● What to produce: Every record must appear in your copy exactly as written, with no pictures.

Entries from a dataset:
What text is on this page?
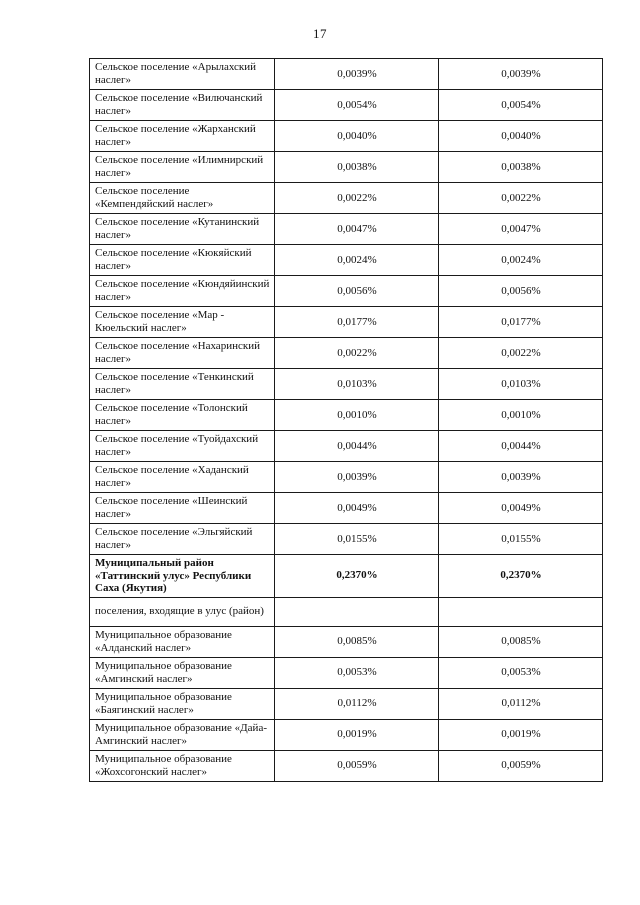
17
Сельское поселение «Арылахский наслег»	0,0039%	0,0039%
Сельское поселение «Вилючанский наслег»	0,0054%	0,0054%
Сельское поселение «Жарханский наслег»	0,0040%	0,0040%
Сельское поселение «Илимнирский наслег»	0,0038%	0,0038%
Сельское поселение «Кемпендяйский наслег»	0,0022%	0,0022%
Сельское поселение «Кутанинский наслег»	0,0047%	0,0047%
Сельское поселение «Кюкяйский наслег»	0,0024%	0,0024%
Сельское поселение «Кюндяйинский наслег»	0,0056%	0,0056%
Сельское поселение «Мар - Кюельский наслег»	0,0177%	0,0177%
Сельское поселение «Нахаринский наслег»	0,0022%	0,0022%
Сельское поселение «Тенкинский наслег»	0,0103%	0,0103%
Сельское поселение «Толонский наслег»	0,0010%	0,0010%
Сельское поселение «Туойдахский наслег»	0,0044%	0,0044%
Сельское поселение «Хаданский наслег»	0,0039%	0,0039%
Сельское поселение «Шеинский наслег»	0,0049%	0,0049%
Сельское поселение «Эльгяйский наслег»	0,0155%	0,0155%
Муниципальный район «Таттинский улус» Республики Саха (Якутия)	0,2370%	0,2370%
поселения, входящие в улус (район)		
Муниципальное образование «Алданский наслег»	0,0085%	0,0085%
Муниципальное образование «Амгинский наслег»	0,0053%	0,0053%
Муниципальное образование «Баягинский наслег»	0,0112%	0,0112%
Муниципальное образование «Дайа-Амгинский наслег»	0,0019%	0,0019%
Муниципальное образование «Жохсогонский наслег»	0,0059%	0,0059%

● Full answer:
What text is on this page?
17
Сельское поселение «Арылахский наслег»	0,0039%	0,0039%
Сельское поселение «Вилючанский наслег»	0,0054%	0,0054%
Сельское поселение «Жарханский наслег»	0,0040%	0,0040%
Сельское поселение «Илимнирский наслег»	0,0038%	0,0038%
Сельское поселение «Кемпендяйский наслег»	0,0022%	0,0022%
Сельское поселение «Кутанинский наслег»	0,0047%	0,0047%
Сельское поселение «Кюкяйский наслег»	0,0024%	0,0024%
Сельское поселение «Кюндяйинский наслег»	0,0056%	0,0056%
Сельское поселение «Мар - Кюельский наслег»	0,0177%	0,0177%
Сельское поселение «Нахаринский наслег»	0,0022%	0,0022%
Сельское поселение «Тенкинский наслег»	0,0103%	0,0103%
Сельское поселение «Толонский наслег»	0,0010%	0,0010%
Сельское поселение «Туойдахский наслег»	0,0044%	0,0044%
Сельское поселение «Хаданский наслег»	0,0039%	0,0039%
Сельское поселение «Шеинский наслег»	0,0049%	0,0049%
Сельское поселение «Эльгяйский наслег»	0,0155%	0,0155%
Муниципальный район «Таттинский улус» Республики Саха (Якутия)	0,2370%	0,2370%
поселения, входящие в улус (район)		
Муниципальное образование «Алданский наслег»	0,0085%	0,0085%
Муниципальное образование «Амгинский наслег»	0,0053%	0,0053%
Муниципальное образование «Баягинский наслег»	0,0112%	0,0112%
Муниципальное образование «Дайа-Амгинский наслег»	0,0019%	0,0019%
Муниципальное образование «Жохсогонский наслег»	0,0059%	0,0059%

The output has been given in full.